## [Problem statement]
Copy the records below word for word, starting at their first line and continuing up to and including the line that contains "cell-note[interactable]: Note: Priority".

## [Stored dataset items]
::::::::::

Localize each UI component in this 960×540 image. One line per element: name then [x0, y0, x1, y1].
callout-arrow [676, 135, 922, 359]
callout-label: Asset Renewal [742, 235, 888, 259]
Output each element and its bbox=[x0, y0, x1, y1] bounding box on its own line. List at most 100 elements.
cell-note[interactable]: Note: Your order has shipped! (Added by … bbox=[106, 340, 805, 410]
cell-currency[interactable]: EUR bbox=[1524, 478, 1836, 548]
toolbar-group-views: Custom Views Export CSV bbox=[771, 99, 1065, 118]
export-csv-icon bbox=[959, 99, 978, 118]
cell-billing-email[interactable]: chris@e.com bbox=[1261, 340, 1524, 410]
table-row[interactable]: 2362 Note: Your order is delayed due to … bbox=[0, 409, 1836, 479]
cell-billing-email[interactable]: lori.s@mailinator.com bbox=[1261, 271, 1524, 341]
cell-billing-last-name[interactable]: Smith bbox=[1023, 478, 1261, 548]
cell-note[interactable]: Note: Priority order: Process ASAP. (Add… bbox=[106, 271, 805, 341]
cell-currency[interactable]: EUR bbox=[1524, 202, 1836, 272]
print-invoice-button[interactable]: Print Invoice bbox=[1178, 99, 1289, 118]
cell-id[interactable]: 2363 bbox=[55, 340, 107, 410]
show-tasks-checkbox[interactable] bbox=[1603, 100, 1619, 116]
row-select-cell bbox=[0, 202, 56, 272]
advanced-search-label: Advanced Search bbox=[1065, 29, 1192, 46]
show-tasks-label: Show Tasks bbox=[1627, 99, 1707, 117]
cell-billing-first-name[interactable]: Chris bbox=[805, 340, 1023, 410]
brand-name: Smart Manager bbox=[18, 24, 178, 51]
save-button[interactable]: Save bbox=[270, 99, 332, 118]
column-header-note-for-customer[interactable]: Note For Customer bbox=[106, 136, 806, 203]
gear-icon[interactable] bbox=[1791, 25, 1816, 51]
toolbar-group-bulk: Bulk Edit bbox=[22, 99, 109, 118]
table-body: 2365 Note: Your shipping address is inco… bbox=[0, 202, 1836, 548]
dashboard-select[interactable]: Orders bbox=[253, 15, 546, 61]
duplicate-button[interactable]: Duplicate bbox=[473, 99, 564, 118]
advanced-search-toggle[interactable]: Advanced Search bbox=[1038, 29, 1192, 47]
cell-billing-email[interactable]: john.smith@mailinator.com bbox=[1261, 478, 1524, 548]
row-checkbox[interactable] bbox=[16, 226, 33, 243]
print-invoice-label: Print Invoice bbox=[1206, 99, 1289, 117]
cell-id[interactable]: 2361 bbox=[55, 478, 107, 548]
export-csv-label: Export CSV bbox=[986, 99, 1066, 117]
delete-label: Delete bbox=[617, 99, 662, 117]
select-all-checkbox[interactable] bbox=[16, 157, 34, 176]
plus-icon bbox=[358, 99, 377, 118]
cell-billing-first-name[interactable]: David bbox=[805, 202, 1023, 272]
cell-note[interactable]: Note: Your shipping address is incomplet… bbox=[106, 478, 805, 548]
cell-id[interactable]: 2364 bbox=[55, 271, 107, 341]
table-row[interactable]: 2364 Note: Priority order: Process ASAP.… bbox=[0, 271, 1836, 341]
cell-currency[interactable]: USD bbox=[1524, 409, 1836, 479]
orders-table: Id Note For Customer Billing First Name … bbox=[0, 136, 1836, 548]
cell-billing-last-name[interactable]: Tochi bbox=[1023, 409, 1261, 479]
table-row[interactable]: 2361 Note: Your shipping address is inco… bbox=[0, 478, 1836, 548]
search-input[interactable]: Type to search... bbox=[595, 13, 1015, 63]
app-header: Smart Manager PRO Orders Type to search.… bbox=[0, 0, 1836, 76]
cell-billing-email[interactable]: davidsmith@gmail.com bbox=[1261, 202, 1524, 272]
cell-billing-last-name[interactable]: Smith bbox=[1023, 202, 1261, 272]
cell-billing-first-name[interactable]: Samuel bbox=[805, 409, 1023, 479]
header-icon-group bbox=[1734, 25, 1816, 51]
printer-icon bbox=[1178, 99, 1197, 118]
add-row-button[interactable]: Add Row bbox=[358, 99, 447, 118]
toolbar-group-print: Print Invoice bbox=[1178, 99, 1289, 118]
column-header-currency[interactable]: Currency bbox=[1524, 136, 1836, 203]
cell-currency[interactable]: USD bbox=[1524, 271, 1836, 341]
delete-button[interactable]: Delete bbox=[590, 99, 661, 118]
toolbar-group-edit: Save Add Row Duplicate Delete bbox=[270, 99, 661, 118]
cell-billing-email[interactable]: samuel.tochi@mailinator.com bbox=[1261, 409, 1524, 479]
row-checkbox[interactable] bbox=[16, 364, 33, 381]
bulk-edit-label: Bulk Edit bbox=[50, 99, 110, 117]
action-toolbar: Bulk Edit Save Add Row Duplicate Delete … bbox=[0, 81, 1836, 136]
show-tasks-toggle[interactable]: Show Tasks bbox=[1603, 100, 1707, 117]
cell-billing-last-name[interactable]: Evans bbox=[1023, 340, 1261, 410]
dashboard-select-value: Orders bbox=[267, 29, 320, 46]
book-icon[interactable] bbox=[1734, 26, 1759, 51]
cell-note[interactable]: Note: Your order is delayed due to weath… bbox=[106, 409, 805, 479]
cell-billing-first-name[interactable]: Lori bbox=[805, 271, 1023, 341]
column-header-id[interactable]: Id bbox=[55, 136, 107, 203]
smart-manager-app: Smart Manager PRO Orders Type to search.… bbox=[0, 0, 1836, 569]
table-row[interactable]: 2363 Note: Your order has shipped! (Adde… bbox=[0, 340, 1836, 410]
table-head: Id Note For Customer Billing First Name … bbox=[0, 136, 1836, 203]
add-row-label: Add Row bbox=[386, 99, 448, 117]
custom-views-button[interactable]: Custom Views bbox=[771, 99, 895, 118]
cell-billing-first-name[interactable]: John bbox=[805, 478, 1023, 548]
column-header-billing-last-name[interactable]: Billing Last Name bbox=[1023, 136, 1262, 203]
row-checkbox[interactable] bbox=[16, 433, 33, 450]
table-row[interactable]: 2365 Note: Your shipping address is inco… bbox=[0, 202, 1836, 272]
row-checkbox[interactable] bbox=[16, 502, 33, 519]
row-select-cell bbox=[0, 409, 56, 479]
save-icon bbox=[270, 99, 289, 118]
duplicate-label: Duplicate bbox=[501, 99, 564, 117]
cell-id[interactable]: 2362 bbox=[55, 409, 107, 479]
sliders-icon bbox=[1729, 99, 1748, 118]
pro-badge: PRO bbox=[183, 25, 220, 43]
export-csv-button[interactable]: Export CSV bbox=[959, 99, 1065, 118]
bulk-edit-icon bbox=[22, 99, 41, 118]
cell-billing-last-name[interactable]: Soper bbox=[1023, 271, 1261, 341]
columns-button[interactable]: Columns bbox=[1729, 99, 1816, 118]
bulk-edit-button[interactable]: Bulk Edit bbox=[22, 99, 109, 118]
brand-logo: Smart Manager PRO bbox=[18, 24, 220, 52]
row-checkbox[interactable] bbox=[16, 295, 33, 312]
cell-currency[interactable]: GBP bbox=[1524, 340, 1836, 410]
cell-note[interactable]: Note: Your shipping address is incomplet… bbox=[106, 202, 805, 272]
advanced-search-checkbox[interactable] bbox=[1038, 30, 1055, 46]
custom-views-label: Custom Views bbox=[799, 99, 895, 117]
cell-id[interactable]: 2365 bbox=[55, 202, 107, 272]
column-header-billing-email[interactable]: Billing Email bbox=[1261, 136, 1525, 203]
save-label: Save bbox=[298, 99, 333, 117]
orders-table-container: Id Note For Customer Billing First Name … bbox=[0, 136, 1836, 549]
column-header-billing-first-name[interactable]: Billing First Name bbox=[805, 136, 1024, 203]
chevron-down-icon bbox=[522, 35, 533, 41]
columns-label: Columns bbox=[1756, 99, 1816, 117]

::::::::::

## [Written response]
Localize each UI component in this 960×540 image. One line per element: name then [x0, y0, x1, y1].
callout-arrow [676, 135, 922, 359]
callout-label: Asset Renewal [742, 235, 888, 259]
Output each element and its bbox=[x0, y0, x1, y1] bounding box on its own line. List at most 100 elements.
cell-note[interactable]: Note: Your order has shipped! (Added by … bbox=[106, 340, 805, 410]
cell-currency[interactable]: EUR bbox=[1524, 478, 1836, 548]
toolbar-group-views: Custom Views Export CSV bbox=[771, 99, 1065, 118]
export-csv-icon bbox=[959, 99, 978, 118]
cell-billing-email[interactable]: chris@e.com bbox=[1261, 340, 1524, 410]
table-row[interactable]: 2362 Note: Your order is delayed due to … bbox=[0, 409, 1836, 479]
cell-billing-email[interactable]: lori.s@mailinator.com bbox=[1261, 271, 1524, 341]
cell-billing-last-name[interactable]: Smith bbox=[1023, 478, 1261, 548]
cell-note[interactable]: Note: Priority order: Process ASAP. (Add… bbox=[106, 271, 805, 341]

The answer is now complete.